Give all the lines below again, exactly, with no pictures.

### [DATA ENTRIES]
————
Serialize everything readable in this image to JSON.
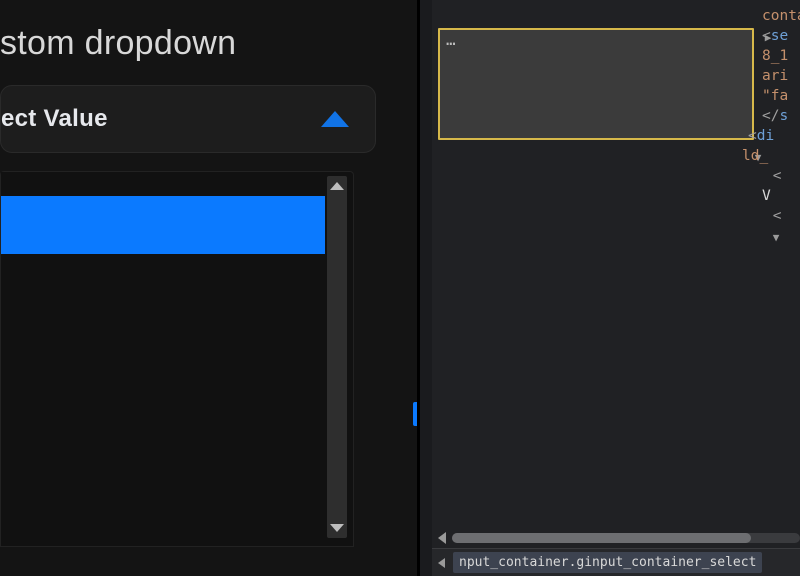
{
  "preview": {
    "title": "stom dropdown",
    "dropdown_label": "ect Value"
  },
  "dom": {
    "ellipsis": "…",
    "lines": [
      {
        "class": "c-attr",
        "text": "conta"
      },
      {
        "class": "c-punct",
        "text": "<",
        "tag": "se"
      },
      {
        "class": "c-attr",
        "text": "8_1"
      },
      {
        "class": "c-attr",
        "text": "ari"
      },
      {
        "class": "c-str",
        "text": "\"fa"
      },
      {
        "class": "c-punct",
        "text": "</",
        "tag": "s"
      },
      {
        "class": "c-punct",
        "text": "<",
        "tag": "di"
      },
      {
        "class": "c-attr",
        "text": "ld_"
      },
      {
        "class": "c-punct",
        "text": " <"
      },
      {
        "class": "c-plain",
        "text": "V"
      },
      {
        "class": "c-punct",
        "text": " <"
      }
    ]
  },
  "breadcrumb": {
    "selected": "nput_container.ginput_container_select"
  }
}
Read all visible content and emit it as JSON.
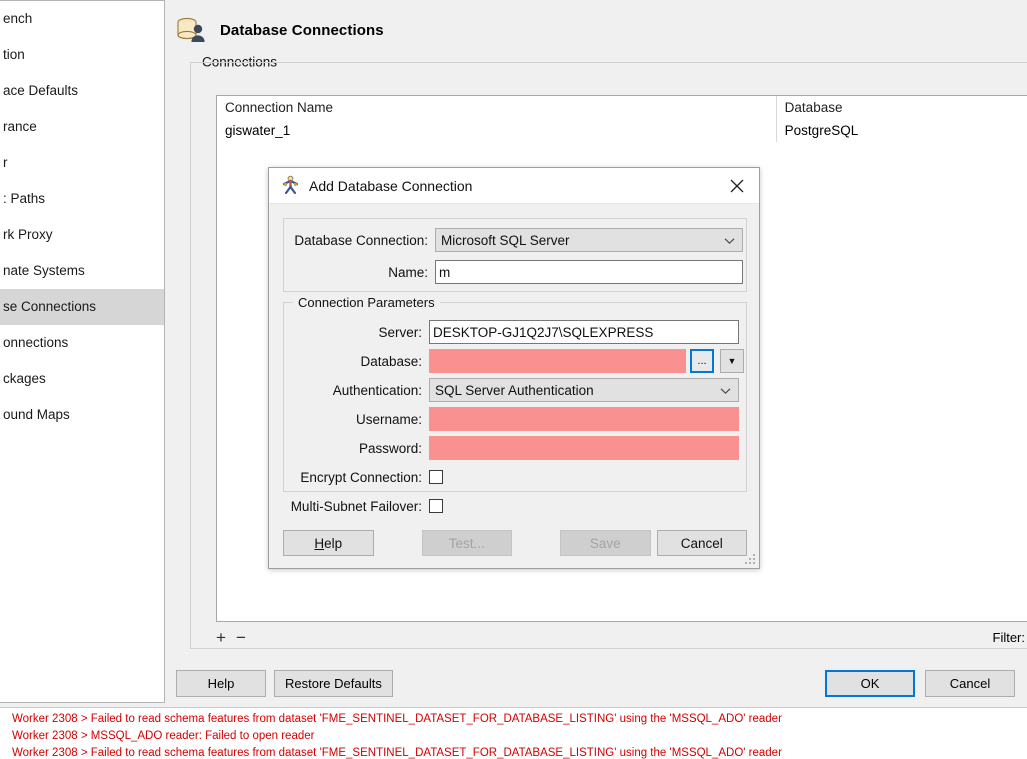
————
### [THE RESPONSE]
Serialize everything readable in this image to JSON.
{
  "preview": {
    "title": "stom dropdown",
    "dropdown_label": "ect Value"
  },
  "dom": {
    "ellipsis": "…",
    "lines": [
      {
        "class": "c-attr",
        "text": "conta"
      },
      {
        "class": "c-punct",
        "text": "<",
        "tag": "se"
      },
      {
        "class": "c-attr",
        "text": "8_1"
      },
      {
        "class": "c-attr",
        "text": "ari"
      },
      {
        "class": "c-str",
        "text": "\"fa"
      },
      {
        "class": "c-punct",
        "text": "</",
        "tag": "s"
      },
      {
        "class": "c-punct",
        "text": "<",
        "tag": "di"
      },
      {
        "class": "c-attr",
        "text": "ld_"
      },
      {
        "class": "c-punct",
        "text": " <"
      },
      {
        "class": "c-plain",
        "text": "V"
      },
      {
        "class": "c-punct",
        "text": " <"
      }
    ]
  },
  "breadcrumb": {
    "selected": "nput_container.ginput_container_select"
  }
}
Read all visible content and emit it as JSON.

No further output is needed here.